[PROMPT]: Find the lines that hold "siedetty". Report only how many there are.

Dataset entries
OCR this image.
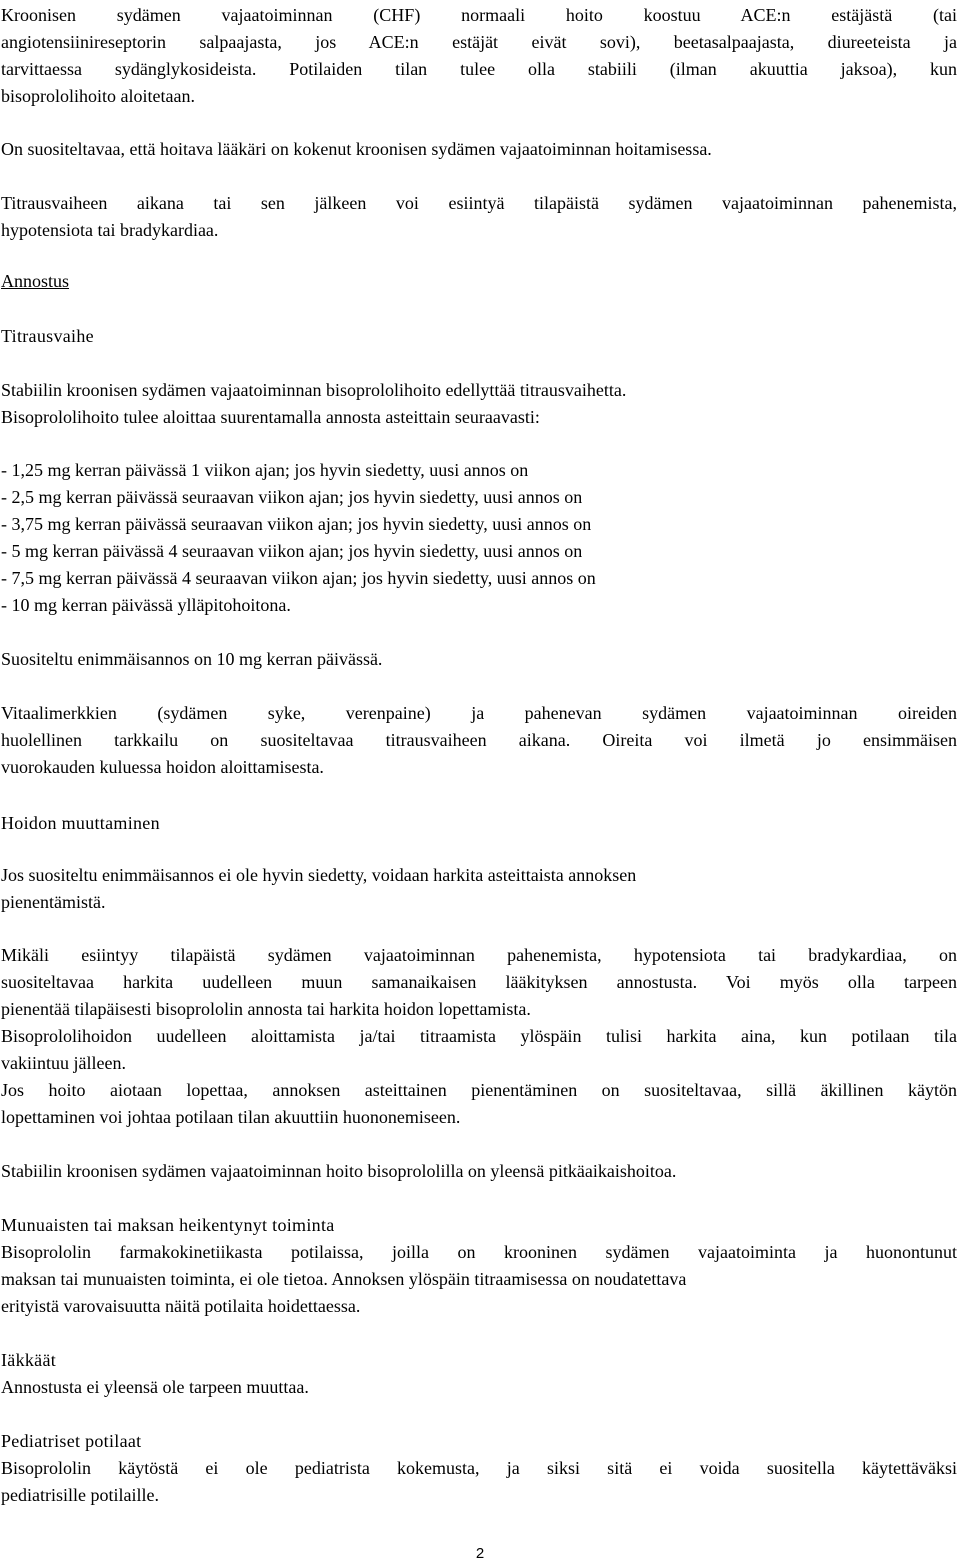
Kroonisen sydämen vajaatoiminnan (CHF) normaali hoito koostuu ACE:n estäjästä (tai
angiotensiinireseptorin salpaajasta, jos ACE:n estäjät eivät sovi), beetasalpaajasta, diureeteista ja
tarvittaessa sydänglykosideista. Potilaiden tilan tulee olla stabiili (ilman akuuttia jaksoa), kun
bisoprololihoito aloitetaan.
On suositeltavaa, että hoitava lääkäri on kokenut kroonisen sydämen vajaatoiminnan hoitamisessa.
Titrausvaiheen aikana tai sen jälkeen voi esiintyä tilapäistä sydämen vajaatoiminnan pahenemista,
hypotensiota tai bradykardiaa.
Annostus
Titrausvaihe
Stabiilin kroonisen sydämen vajaatoiminnan bisoprololihoito edellyttää titrausvaihetta.
Bisoprololihoito tulee aloittaa suurentamalla annosta asteittain seuraavasti:
- 1,25 mg kerran päivässä 1 viikon ajan; jos hyvin siedetty, uusi annos on
- 2,5 mg kerran päivässä seuraavan viikon ajan; jos hyvin siedetty, uusi annos on
- 3,75 mg kerran päivässä seuraavan viikon ajan; jos hyvin siedetty, uusi annos on
- 5 mg kerran päivässä 4 seuraavan viikon ajan; jos hyvin siedetty, uusi annos on
- 7,5 mg kerran päivässä 4 seuraavan viikon ajan; jos hyvin siedetty, uusi annos on
- 10 mg kerran päivässä ylläpitohoitona.
Suositeltu enimmäisannos on 10 mg kerran päivässä.
Vitaalimerkkien (sydämen syke, verenpaine) ja pahenevan sydämen vajaatoiminnan oireiden
huolellinen tarkkailu on suositeltavaa titrausvaiheen aikana. Oireita voi ilmetä jo ensimmäisen
vuorokauden kuluessa hoidon aloittamisesta.
Hoidon muuttaminen
Jos suositeltu enimmäisannos ei ole hyvin siedetty, voidaan harkita asteittaista annoksen
pienentämistä.
Mikäli esiintyy tilapäistä sydämen vajaatoiminnan pahenemista, hypotensiota tai bradykardiaa, on
suositeltavaa harkita uudelleen muun samanaikaisen lääkityksen annostusta. Voi myös olla tarpeen
pienentää tilapäisesti bisoprololin annosta tai harkita hoidon lopettamista.
Bisoprololihoidon uudelleen aloittamista ja/tai titraamista ylöspäin tulisi harkita aina, kun potilaan tila
vakiintuu jälleen.
Jos hoito aiotaan lopettaa, annoksen asteittainen pienentäminen on suositeltavaa, sillä äkillinen käytön
lopettaminen voi johtaa potilaan tilan akuuttiin huononemiseen.
Stabiilin kroonisen sydämen vajaatoiminnan hoito bisoprololilla on yleensä pitkäaikaishoitoa.
Munuaisten tai maksan heikentynyt toiminta
Bisoprololin farmakokinetiikasta potilaissa, joilla on krooninen sydämen vajaatoiminta ja huonontunut
maksan tai munuaisten toiminta, ei ole tietoa. Annoksen ylöspäin titraamisessa on noudatettava
erityistä varovaisuutta näitä potilaita hoidettaessa.
Iäkkäät
Annostusta ei yleensä ole tarpeen muuttaa.
Pediatriset potilaat
Bisoprololin käytöstä ei ole pediatrista kokemusta, ja siksi sitä ei voida suositella käytettäväksi
pediatrisille potilaille.
2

[FULL RESPONSE]: 6